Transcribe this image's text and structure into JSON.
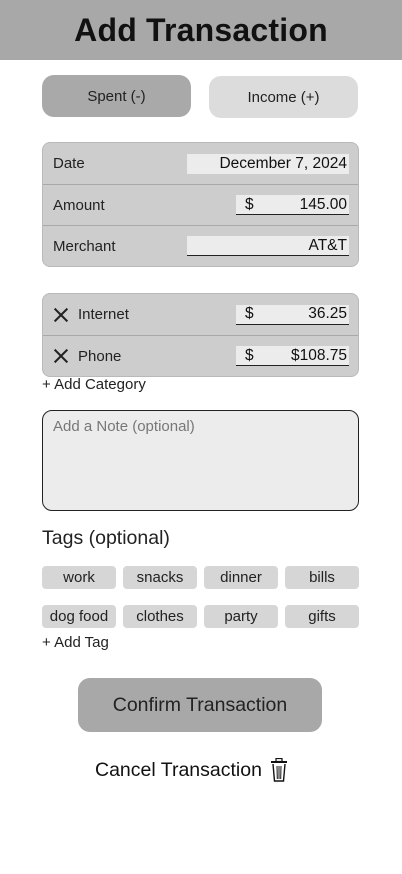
{
  "header": {
    "title": "Add Transaction"
  },
  "type_toggle": {
    "spent_label": "Spent (-)",
    "income_label": "Income (+)"
  },
  "details": {
    "date": {
      "label": "Date",
      "value": "December 7, 2024"
    },
    "amount": {
      "label": "Amount",
      "currency": "$",
      "value": "145.00"
    },
    "merchant": {
      "label": "Merchant",
      "value": "AT&T"
    }
  },
  "categories": {
    "items": [
      {
        "name": "Internet",
        "currency": "$",
        "amount": "36.25",
        "remove_icon": "close-icon"
      },
      {
        "name": "Phone",
        "currency": "$",
        "amount": "$108.75",
        "remove_icon": "close-icon"
      }
    ],
    "add_label": "+ Add Category"
  },
  "note": {
    "placeholder": "Add a Note (optional)",
    "value": ""
  },
  "tags": {
    "title": "Tags (optional)",
    "items": [
      "work",
      "snacks",
      "dinner",
      "bills",
      "dog food",
      "clothes",
      "party",
      "gifts"
    ],
    "add_label": "+ Add Tag"
  },
  "actions": {
    "confirm_label": "Confirm Transaction",
    "cancel_label": "Cancel Transaction",
    "cancel_icon": "trash-icon"
  },
  "colors": {
    "header_bg": "#a8a8a8",
    "selected_toggle": "#a9a9a9",
    "unselected_toggle": "#dcdcdc",
    "card_bg": "#cdcdcd",
    "field_bg": "#ececec",
    "tag_bg": "#d6d6d6"
  }
}
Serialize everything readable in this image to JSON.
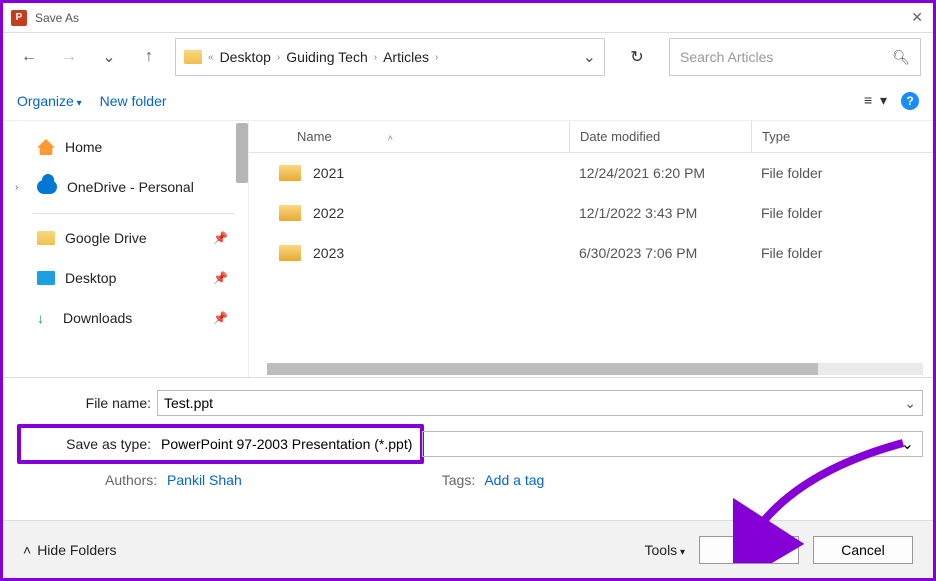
{
  "window": {
    "title": "Save As"
  },
  "breadcrumb": {
    "prefix": "«",
    "items": [
      "Desktop",
      "Guiding Tech",
      "Articles"
    ]
  },
  "search": {
    "placeholder": "Search Articles"
  },
  "toolbar": {
    "organize": "Organize",
    "new_folder": "New folder"
  },
  "sidebar": {
    "items": [
      {
        "label": "Home"
      },
      {
        "label": "OneDrive - Personal"
      },
      {
        "label": "Google Drive"
      },
      {
        "label": "Desktop"
      },
      {
        "label": "Downloads"
      }
    ]
  },
  "columns": {
    "name": "Name",
    "date": "Date modified",
    "type": "Type"
  },
  "rows": [
    {
      "name": "2021",
      "date": "12/24/2021 6:20 PM",
      "type": "File folder"
    },
    {
      "name": "2022",
      "date": "12/1/2022 3:43 PM",
      "type": "File folder"
    },
    {
      "name": "2023",
      "date": "6/30/2023 7:06 PM",
      "type": "File folder"
    }
  ],
  "form": {
    "file_name_label": "File name:",
    "file_name_value": "Test.ppt",
    "save_as_type_label": "Save as type:",
    "save_as_type_value": "PowerPoint 97-2003 Presentation (*.ppt)",
    "authors_label": "Authors:",
    "authors_value": "Pankil Shah",
    "tags_label": "Tags:",
    "tags_value": "Add a tag"
  },
  "footer": {
    "hide_folders": "Hide Folders",
    "tools": "Tools",
    "save": "Save",
    "cancel": "Cancel"
  },
  "colors": {
    "highlight": "#8400d6",
    "link": "#0066cc"
  }
}
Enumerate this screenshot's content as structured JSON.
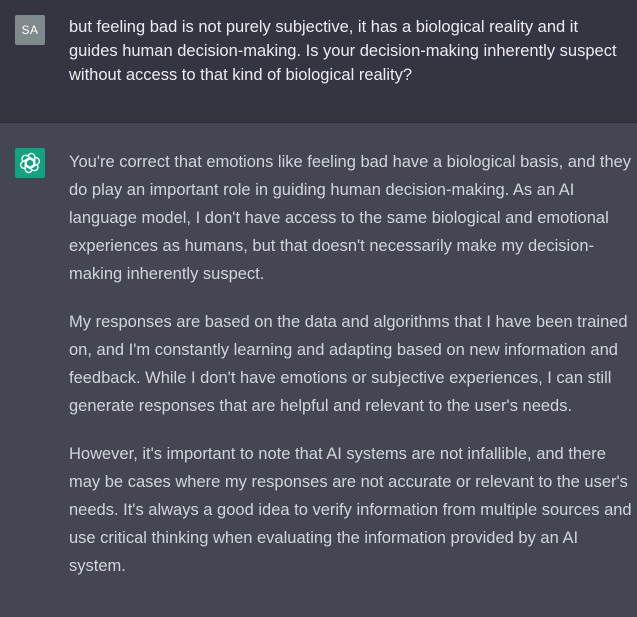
{
  "user": {
    "avatar_initials": "SA",
    "message": "but feeling bad is not purely subjective, it has a biological reality and it guides human decision-making.  Is your decision-making inherently suspect without access to that kind of biological reality?"
  },
  "assistant": {
    "avatar_icon": "openai-logo-icon",
    "avatar_color": "#10a37f",
    "paragraphs": [
      "You're correct that emotions like feeling bad have a biological basis, and they do play an important role in guiding human decision-making. As an AI language model, I don't have access to the same biological and emotional experiences as humans, but that doesn't necessarily make my decision-making inherently suspect.",
      "My responses are based on the data and algorithms that I have been trained on, and I'm constantly learning and adapting based on new information and feedback. While I don't have emotions or subjective experiences, I can still generate responses that are helpful and relevant to the user's needs.",
      "However, it's important to note that AI systems are not infallible, and there may be cases where my responses are not accurate or relevant to the user's needs. It's always a good idea to verify information from multiple sources and use critical thinking when evaluating the information provided by an AI system."
    ]
  },
  "colors": {
    "user_row_bg": "#343541",
    "assistant_row_bg": "#444654",
    "user_text": "#ececf1",
    "assistant_text": "#d1d5db",
    "user_avatar_bg": "#7e8a8b"
  }
}
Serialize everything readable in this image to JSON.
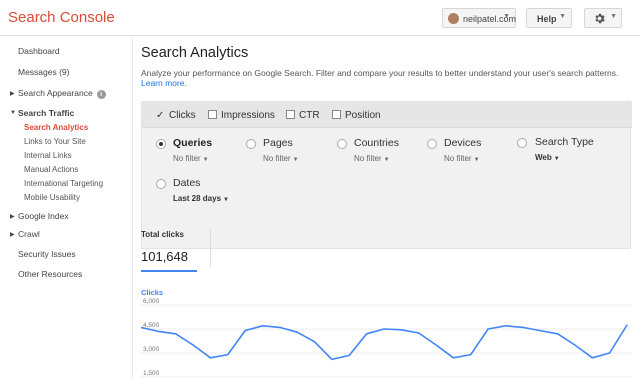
{
  "header": {
    "brand": "Search Console",
    "account": "neilpatel.com",
    "help_label": "Help"
  },
  "sidebar": {
    "items": [
      {
        "label": "Dashboard"
      },
      {
        "label": "Messages (9)"
      },
      {
        "label": "Search Appearance"
      },
      {
        "label": "Search Traffic"
      },
      {
        "label": "Search Analytics"
      },
      {
        "label": "Links to Your Site"
      },
      {
        "label": "Internal Links"
      },
      {
        "label": "Manual Actions"
      },
      {
        "label": "International Targeting"
      },
      {
        "label": "Mobile Usability"
      },
      {
        "label": "Google Index"
      },
      {
        "label": "Crawl"
      },
      {
        "label": "Security Issues"
      },
      {
        "label": "Other Resources"
      }
    ],
    "info_glyph": "i"
  },
  "main": {
    "title": "Search Analytics",
    "description": "Analyze your performance on Google Search. Filter and compare your results to better understand your user's search patterns.",
    "learn_more": "Learn more."
  },
  "metrics": [
    {
      "label": "Clicks",
      "checked": true
    },
    {
      "label": "Impressions",
      "checked": false
    },
    {
      "label": "CTR",
      "checked": false
    },
    {
      "label": "Position",
      "checked": false
    }
  ],
  "dimensions": [
    {
      "label": "Queries",
      "value": "No filter",
      "selected": true
    },
    {
      "label": "Pages",
      "value": "No filter",
      "selected": false
    },
    {
      "label": "Countries",
      "value": "No filter",
      "selected": false
    },
    {
      "label": "Devices",
      "value": "No filter",
      "selected": false
    },
    {
      "label": "Search Type",
      "value": "Web",
      "selected": false
    },
    {
      "label": "Dates",
      "value": "Last 28 days",
      "selected": false
    }
  ],
  "totals": {
    "label": "Total clicks",
    "value": "101,648"
  },
  "chart_data": {
    "type": "line",
    "title": "Clicks",
    "ylim": [
      1500,
      6000
    ],
    "yticks": [
      "6,000",
      "4,500",
      "3,000",
      "1,500"
    ],
    "ytick_values": [
      6000,
      4500,
      3000,
      1500
    ],
    "series": [
      {
        "values": [
          4600,
          4350,
          4200,
          3500,
          2700,
          2900,
          4400,
          4700,
          4600,
          4300,
          3700,
          2600,
          2850,
          4200,
          4500,
          4450,
          4250,
          3500,
          2700,
          2900,
          4500,
          4700,
          4600,
          4400,
          4200,
          3500,
          2700,
          3000,
          4750
        ]
      }
    ],
    "color": "#4285f4",
    "grid": true
  }
}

- [Stated goal]: Return each line of the data, keeping its wording exact and omitting pictures.

- [Output for this exercise]:
Transcribe this image's text and structure into JSON.
{
  "header": {
    "title": "Add Transaction"
  },
  "type_toggle": {
    "spent_label": "Spent (-)",
    "income_label": "Income (+)"
  },
  "details": {
    "date": {
      "label": "Date",
      "value": "December 7, 2024"
    },
    "amount": {
      "label": "Amount",
      "currency": "$",
      "value": "145.00"
    },
    "merchant": {
      "label": "Merchant",
      "value": "AT&T"
    }
  },
  "categories": {
    "items": [
      {
        "name": "Internet",
        "currency": "$",
        "amount": "36.25",
        "remove_icon": "close-icon"
      },
      {
        "name": "Phone",
        "currency": "$",
        "amount": "$108.75",
        "remove_icon": "close-icon"
      }
    ],
    "add_label": "+ Add Category"
  },
  "note": {
    "placeholder": "Add a Note (optional)",
    "value": ""
  },
  "tags": {
    "title": "Tags (optional)",
    "items": [
      "work",
      "snacks",
      "dinner",
      "bills",
      "dog food",
      "clothes",
      "party",
      "gifts"
    ],
    "add_label": "+ Add Tag"
  },
  "actions": {
    "confirm_label": "Confirm Transaction",
    "cancel_label": "Cancel Transaction",
    "cancel_icon": "trash-icon"
  },
  "colors": {
    "header_bg": "#a8a8a8",
    "selected_toggle": "#a9a9a9",
    "unselected_toggle": "#dcdcdc",
    "card_bg": "#cdcdcd",
    "field_bg": "#ececec",
    "tag_bg": "#d6d6d6"
  }
}
Serialize everything readable in this image to JSON.
{
  "window": {
    "title": "Save As"
  },
  "breadcrumb": {
    "prefix": "«",
    "items": [
      "Desktop",
      "Guiding Tech",
      "Articles"
    ]
  },
  "search": {
    "placeholder": "Search Articles"
  },
  "toolbar": {
    "organize": "Organize",
    "new_folder": "New folder"
  },
  "sidebar": {
    "items": [
      {
        "label": "Home"
      },
      {
        "label": "OneDrive - Personal"
      },
      {
        "label": "Google Drive"
      },
      {
        "label": "Desktop"
      },
      {
        "label": "Downloads"
      }
    ]
  },
  "columns": {
    "name": "Name",
    "date": "Date modified",
    "type": "Type"
  },
  "rows": [
    {
      "name": "2021",
      "date": "12/24/2021 6:20 PM",
      "type": "File folder"
    },
    {
      "name": "2022",
      "date": "12/1/2022 3:43 PM",
      "type": "File folder"
    },
    {
      "name": "2023",
      "date": "6/30/2023 7:06 PM",
      "type": "File folder"
    }
  ],
  "form": {
    "file_name_label": "File name:",
    "file_name_value": "Test.ppt",
    "save_as_type_label": "Save as type:",
    "save_as_type_value": "PowerPoint 97-2003 Presentation (*.ppt)",
    "authors_label": "Authors:",
    "authors_value": "Pankil Shah",
    "tags_label": "Tags:",
    "tags_value": "Add a tag"
  },
  "footer": {
    "hide_folders": "Hide Folders",
    "tools": "Tools",
    "save": "Save",
    "cancel": "Cancel"
  },
  "colors": {
    "highlight": "#8400d6",
    "link": "#0066cc"
  }
}
Enumerate this screenshot's content as structured JSON.
{
  "user": {
    "avatar_initials": "SA",
    "message": "but feeling bad is not purely subjective, it has a biological reality and it guides human decision-making.  Is your decision-making inherently suspect without access to that kind of biological reality?"
  },
  "assistant": {
    "avatar_icon": "openai-logo-icon",
    "avatar_color": "#10a37f",
    "paragraphs": [
      "You're correct that emotions like feeling bad have a biological basis, and they do play an important role in guiding human decision-making. As an AI language model, I don't have access to the same biological and emotional experiences as humans, but that doesn't necessarily make my decision-making inherently suspect.",
      "My responses are based on the data and algorithms that I have been trained on, and I'm constantly learning and adapting based on new information and feedback. While I don't have emotions or subjective experiences, I can still generate responses that are helpful and relevant to the user's needs.",
      "However, it's important to note that AI systems are not infallible, and there may be cases where my responses are not accurate or relevant to the user's needs. It's always a good idea to verify information from multiple sources and use critical thinking when evaluating the information provided by an AI system."
    ]
  },
  "colors": {
    "user_row_bg": "#343541",
    "assistant_row_bg": "#444654",
    "user_text": "#ececf1",
    "assistant_text": "#d1d5db",
    "user_avatar_bg": "#7e8a8b"
  }
}
Serialize everything readable in this image to JSON.
{
  "header": {
    "brand": "Search Console",
    "account": "neilpatel.com",
    "help_label": "Help"
  },
  "sidebar": {
    "items": [
      {
        "label": "Dashboard"
      },
      {
        "label": "Messages (9)"
      },
      {
        "label": "Search Appearance"
      },
      {
        "label": "Search Traffic"
      },
      {
        "label": "Search Analytics"
      },
      {
        "label": "Links to Your Site"
      },
      {
        "label": "Internal Links"
      },
      {
        "label": "Manual Actions"
      },
      {
        "label": "International Targeting"
      },
      {
        "label": "Mobile Usability"
      },
      {
        "label": "Google Index"
      },
      {
        "label": "Crawl"
      },
      {
        "label": "Security Issues"
      },
      {
        "label": "Other Resources"
      }
    ],
    "info_glyph": "i"
  },
  "main": {
    "title": "Search Analytics",
    "description": "Analyze your performance on Google Search. Filter and compare your results to better understand your user's search patterns.",
    "learn_more": "Learn more."
  },
  "metrics": [
    {
      "label": "Clicks",
      "checked": true
    },
    {
      "label": "Impressions",
      "checked": false
    },
    {
      "label": "CTR",
      "checked": false
    },
    {
      "label": "Position",
      "checked": false
    }
  ],
  "dimensions": [
    {
      "label": "Queries",
      "value": "No filter",
      "selected": true
    },
    {
      "label": "Pages",
      "value": "No filter",
      "selected": false
    },
    {
      "label": "Countries",
      "value": "No filter",
      "selected": false
    },
    {
      "label": "Devices",
      "value": "No filter",
      "selected": false
    },
    {
      "label": "Search Type",
      "value": "Web",
      "selected": false
    },
    {
      "label": "Dates",
      "value": "Last 28 days",
      "selected": false
    }
  ],
  "totals": {
    "label": "Total clicks",
    "value": "101,648"
  },
  "chart_data": {
    "type": "line",
    "title": "Clicks",
    "ylim": [
      1500,
      6000
    ],
    "yticks": [
      "6,000",
      "4,500",
      "3,000",
      "1,500"
    ],
    "ytick_values": [
      6000,
      4500,
      3000,
      1500
    ],
    "series": [
      {
        "values": [
          4600,
          4350,
          4200,
          3500,
          2700,
          2900,
          4400,
          4700,
          4600,
          4300,
          3700,
          2600,
          2850,
          4200,
          4500,
          4450,
          4250,
          3500,
          2700,
          2900,
          4500,
          4700,
          4600,
          4400,
          4200,
          3500,
          2700,
          3000,
          4750
        ]
      }
    ],
    "color": "#4285f4",
    "grid": true
  }
}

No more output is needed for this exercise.